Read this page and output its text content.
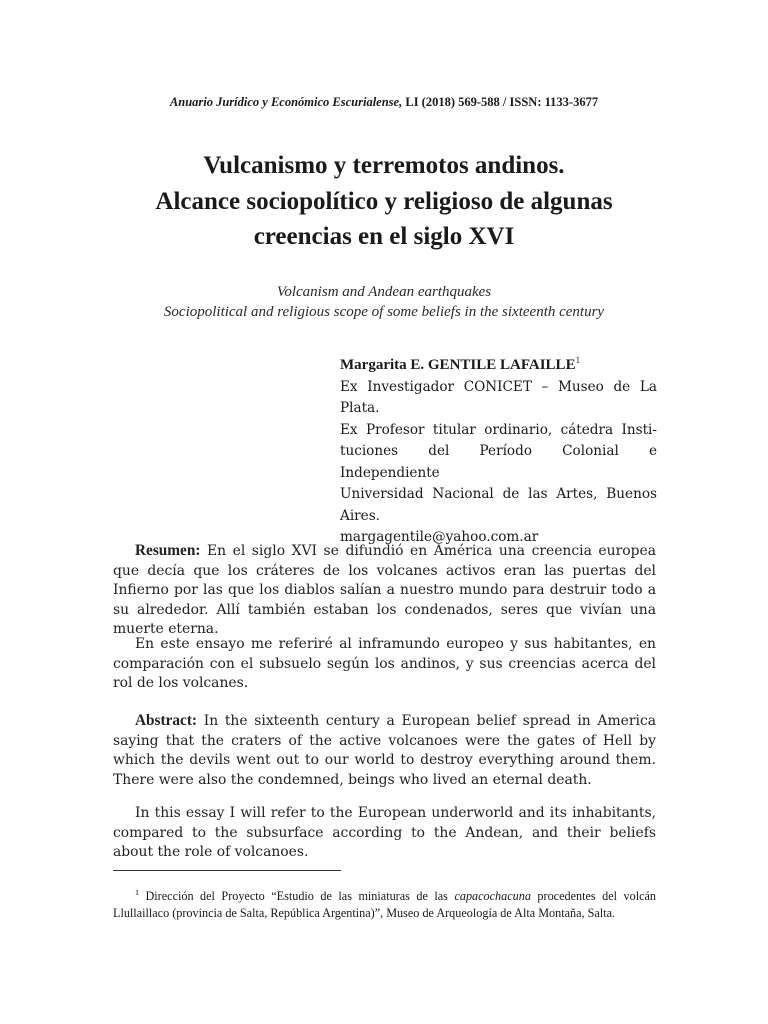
Anuario Jurídico y Económico Escurialense, LI (2018) 569-588 / ISSN: 1133-3677
Vulcanismo y terremotos andinos.
Alcance sociopolítico y religioso de algunas
creencias en el siglo XVI
Volcanism and Andean earthquakes
Sociopolitical and religious scope of some beliefs in the sixteenth century
Margarita E. GENTILE LAFAILLE$^1$
Ex Investigador CONICET – Museo de La
Plata.
Ex Profesor titular ordinario, cátedra Insti-
tuciones del Período Colonial e Independiente
Universidad Nacional de las Artes, Buenos
Aires.
margagentile@yahoo.com.ar
Resumen: En el siglo XVI se difundió en América una creencia europea que decía que los cráteres de los volcanes activos eran las puertas del Infierno por las que los diablos salían a nuestro mundo para destruir todo a su alrededor. Allí también estaban los condenados, seres que vivían una muerte eterna.
En este ensayo me referiré al inframundo europeo y sus habitantes, en comparación con el subsuelo según los andinos, y sus creencias acerca del rol de los volcanes.
Abstract: In the sixteenth century a European belief spread in America saying that the craters of the active volcanoes were the gates of Hell by which the devils went out to our world to destroy everything around them. There were also the condemned, beings who lived an eternal death.
In this essay I will refer to the European underworld and its inhabitants, compared to the subsurface according to the Andean, and their beliefs about the role of volcanoes.
$^1$ Dirección del Proyecto “Estudio de las miniaturas de las capacochacuna procedentes del volcán Llullaillaco (provincia de Salta, República Argentina)”, Museo de Arqueología de Alta Montaña, Salta.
========
Write out the records above exactly as they appear, leaving out any pictures.

Response to this exercise ▸
Read this page and output its text content.
Anuario Jurídico y Económico Escurialense, LI (2018) 569-588 / ISSN: 1133-3677
Vulcanismo y terremotos andinos.
Alcance sociopolítico y religioso de algunas
creencias en el siglo XVI
Volcanism and Andean earthquakes
Sociopolitical and religious scope of some beliefs in the sixteenth century
Margarita E. GENTILE LAFAILLE$^1$
Ex Investigador CONICET – Museo de La
Plata.
Ex Profesor titular ordinario, cátedra Insti-
tuciones del Período Colonial e Independiente
Universidad Nacional de las Artes, Buenos
Aires.
margagentile@yahoo.com.ar
Resumen: En el siglo XVI se difundió en América una creencia europea que decía que los cráteres de los volcanes activos eran las puertas del Infierno por las que los diablos salían a nuestro mundo para destruir todo a su alrededor. Allí también estaban los condenados, seres que vivían una muerte eterna.
En este ensayo me referiré al inframundo europeo y sus habitantes, en comparación con el subsuelo según los andinos, y sus creencias acerca del rol de los volcanes.
Abstract: In the sixteenth century a European belief spread in America saying that the craters of the active volcanoes were the gates of Hell by which the devils went out to our world to destroy everything around them. There were also the condemned, beings who lived an eternal death.
In this essay I will refer to the European underworld and its inhabitants, compared to the subsurface according to the Andean, and their beliefs about the role of volcanoes.
$^1$ Dirección del Proyecto “Estudio de las miniaturas de las capacochacuna procedentes del volcán Llullaillaco (provincia de Salta, República Argentina)”, Museo de Arqueología de Alta Montaña, Salta.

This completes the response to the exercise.